YOUR GOAL
Reproduce this listing in full.

+---+

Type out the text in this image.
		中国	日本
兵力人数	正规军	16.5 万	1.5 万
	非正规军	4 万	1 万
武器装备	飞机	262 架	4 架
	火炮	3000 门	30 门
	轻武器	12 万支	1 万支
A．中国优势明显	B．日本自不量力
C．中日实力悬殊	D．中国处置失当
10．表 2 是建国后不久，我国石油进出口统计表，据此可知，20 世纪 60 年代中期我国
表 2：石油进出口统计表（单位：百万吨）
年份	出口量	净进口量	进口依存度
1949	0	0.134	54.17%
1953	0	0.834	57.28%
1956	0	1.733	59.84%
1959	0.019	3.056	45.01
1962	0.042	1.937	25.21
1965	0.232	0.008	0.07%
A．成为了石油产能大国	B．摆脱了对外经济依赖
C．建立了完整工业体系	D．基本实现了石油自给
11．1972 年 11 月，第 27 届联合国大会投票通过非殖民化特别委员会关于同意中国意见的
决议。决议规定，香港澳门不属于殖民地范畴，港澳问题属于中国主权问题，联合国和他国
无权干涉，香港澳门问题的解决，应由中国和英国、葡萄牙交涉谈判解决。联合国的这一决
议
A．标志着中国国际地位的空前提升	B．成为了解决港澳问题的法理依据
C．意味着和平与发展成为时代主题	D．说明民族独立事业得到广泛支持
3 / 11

+---+

THE ANSWER
Type out the text in this image.
		中国	日本
兵力人数	正规军	16.5 万	1.5 万
	非正规军	4 万	1 万
武器装备	飞机	262 架	4 架
	火炮	3000 门	30 门
	轻武器	12 万支	1 万支
A．中国优势明显	B．日本自不量力
C．中日实力悬殊	D．中国处置失当
10．表 2 是建国后不久，我国石油进出口统计表，据此可知，20 世纪 60 年代中期我国
表 2：石油进出口统计表（单位：百万吨）
年份	出口量	净进口量	进口依存度
1949	0	0.134	54.17%
1953	0	0.834	57.28%
1956	0	1.733	59.84%
1959	0.019	3.056	45.01
1962	0.042	1.937	25.21
1965	0.232	0.008	0.07%
A．成为了石油产能大国	B．摆脱了对外经济依赖
C．建立了完整工业体系	D．基本实现了石油自给
11．1972 年 11 月，第 27 届联合国大会投票通过非殖民化特别委员会关于同意中国意见的
决议。决议规定，香港澳门不属于殖民地范畴，港澳问题属于中国主权问题，联合国和他国
无权干涉，香港澳门问题的解决，应由中国和英国、葡萄牙交涉谈判解决。联合国的这一决
议
A．标志着中国国际地位的空前提升	B．成为了解决港澳问题的法理依据
C．意味着和平与发展成为时代主题	D．说明民族独立事业得到广泛支持
3 / 11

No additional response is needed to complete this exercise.